[start]

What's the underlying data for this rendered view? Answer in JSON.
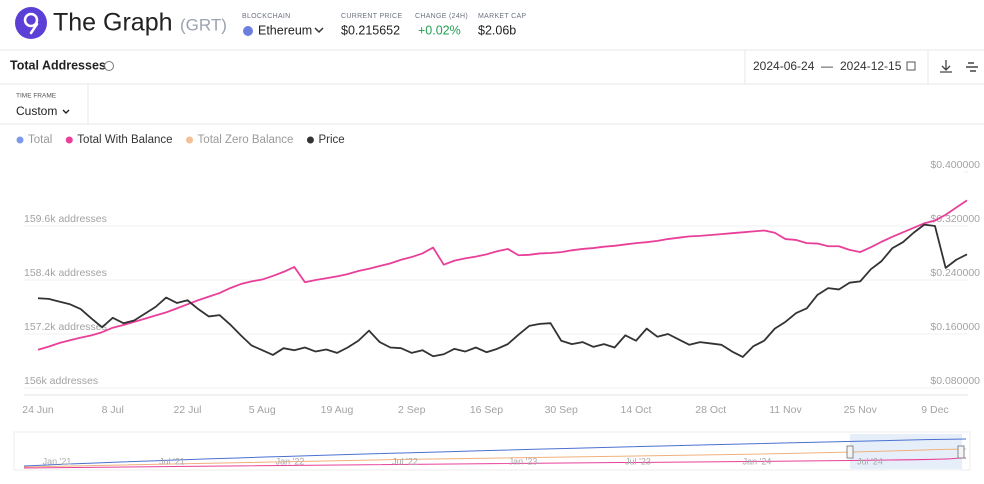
{
  "header": {
    "name": "The Graph",
    "ticker": "(GRT)",
    "stats": [
      {
        "label": "BLOCKCHAIN",
        "value": "Ethereum"
      },
      {
        "label": "CURRENT PRICE",
        "value": "$0.215652"
      },
      {
        "label": "CHANGE (24H)",
        "value": "+0.02%"
      },
      {
        "label": "MARKET CAP",
        "value": "$2.06b"
      }
    ]
  },
  "toolbar": {
    "title": "Total Addresses",
    "date_from": "2024-06-24",
    "separator": "—",
    "date_to": "2024-12-15",
    "timeframe_label": "TIME FRAME",
    "timeframe": "Custom"
  },
  "chart_data": {
    "type": "line",
    "categories": [
      "24 Jun",
      null,
      null,
      null,
      null,
      null,
      null,
      "8 Jul",
      null,
      null,
      null,
      null,
      null,
      null,
      "22 Jul",
      null,
      null,
      null,
      null,
      null,
      null,
      "5 Aug",
      null,
      null,
      null,
      null,
      null,
      null,
      "19 Aug",
      null,
      null,
      null,
      null,
      null,
      null,
      "2 Sep",
      null,
      null,
      null,
      null,
      null,
      null,
      "16 Sep",
      null,
      null,
      null,
      null,
      null,
      null,
      "30 Sep",
      null,
      null,
      null,
      null,
      null,
      null,
      "14 Oct",
      null,
      null,
      null,
      null,
      null,
      null,
      "28 Oct",
      null,
      null,
      null,
      null,
      null,
      null,
      "11 Nov",
      null,
      null,
      null,
      null,
      null,
      null,
      "25 Nov",
      null,
      null,
      null,
      null,
      null,
      null,
      "9 Dec",
      null,
      null,
      null
    ],
    "hidden_series": [
      {
        "name": "Total",
        "color": "#7b9be8"
      },
      {
        "name": "Total Zero Balance",
        "color": "#f5bf95"
      }
    ],
    "series": [
      {
        "name": "Total With Balance",
        "color": "#e8409a",
        "values": [
          156850,
          156920,
          157000,
          157060,
          157120,
          157170,
          157240,
          157340,
          157400,
          157470,
          157540,
          157610,
          157680,
          157770,
          157860,
          157950,
          158030,
          158110,
          158220,
          158310,
          158370,
          158410,
          158490,
          158580,
          158690,
          158350,
          158400,
          158440,
          158480,
          158530,
          158600,
          158650,
          158710,
          158770,
          158850,
          158910,
          158990,
          159120,
          158740,
          158830,
          158880,
          158920,
          158970,
          159040,
          159090,
          158950,
          158960,
          158990,
          159000,
          159020,
          159060,
          159090,
          159110,
          159140,
          159160,
          159190,
          159220,
          159240,
          159270,
          159310,
          159340,
          159370,
          159380,
          159400,
          159420,
          159440,
          159460,
          159480,
          159500,
          159450,
          159310,
          159290,
          159220,
          159210,
          159150,
          159150,
          159070,
          159020,
          159130,
          159250,
          159360,
          159460,
          159560,
          159660,
          159720,
          159850,
          160010,
          160170
        ]
      },
      {
        "name": "Price",
        "color": "#333333",
        "axis": "y2",
        "values": [
          0.213,
          0.212,
          0.208,
          0.204,
          0.197,
          0.183,
          0.17,
          0.184,
          0.176,
          0.18,
          0.19,
          0.2,
          0.214,
          0.206,
          0.21,
          0.197,
          0.186,
          0.188,
          0.174,
          0.158,
          0.143,
          0.136,
          0.129,
          0.139,
          0.136,
          0.14,
          0.134,
          0.137,
          0.132,
          0.14,
          0.15,
          0.165,
          0.148,
          0.14,
          0.139,
          0.132,
          0.136,
          0.127,
          0.13,
          0.138,
          0.134,
          0.14,
          0.133,
          0.138,
          0.145,
          0.159,
          0.172,
          0.175,
          0.176,
          0.15,
          0.145,
          0.148,
          0.141,
          0.145,
          0.14,
          0.158,
          0.15,
          0.168,
          0.156,
          0.16,
          0.152,
          0.144,
          0.148,
          0.146,
          0.144,
          0.134,
          0.126,
          0.142,
          0.15,
          0.168,
          0.178,
          0.191,
          0.198,
          0.218,
          0.228,
          0.226,
          0.236,
          0.238,
          0.256,
          0.268,
          0.287,
          0.296,
          0.31,
          0.322,
          0.32,
          0.258,
          0.27,
          0.278
        ]
      }
    ],
    "ylim": [
      156000,
      160800
    ],
    "yticks": [
      {
        "value": 156000,
        "label": "156k addresses"
      },
      {
        "value": 157200,
        "label": "157.2k addresses"
      },
      {
        "value": 158400,
        "label": "158.4k addresses"
      },
      {
        "value": 159600,
        "label": "159.6k addresses"
      }
    ],
    "y2lim": [
      0.08,
      0.4
    ],
    "y2ticks": [
      {
        "value": 0.08,
        "label": "$0.080000"
      },
      {
        "value": 0.16,
        "label": "$0.160000"
      },
      {
        "value": 0.24,
        "label": "$0.240000"
      },
      {
        "value": 0.32,
        "label": "$0.320000"
      },
      {
        "value": 0.4,
        "label": "$0.400000"
      }
    ],
    "grid": true,
    "navigator_labels": [
      "Jan '21",
      "Jul '21",
      "Jan '22",
      "Jul '22",
      "Jan '23",
      "Jul '23",
      "Jan '24",
      "Jul '24"
    ]
  }
}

[end]

## EXERCISE PROMPT
Across the entries above, how many lines contain "Total"? Provide only the count.

## SOLUTION
4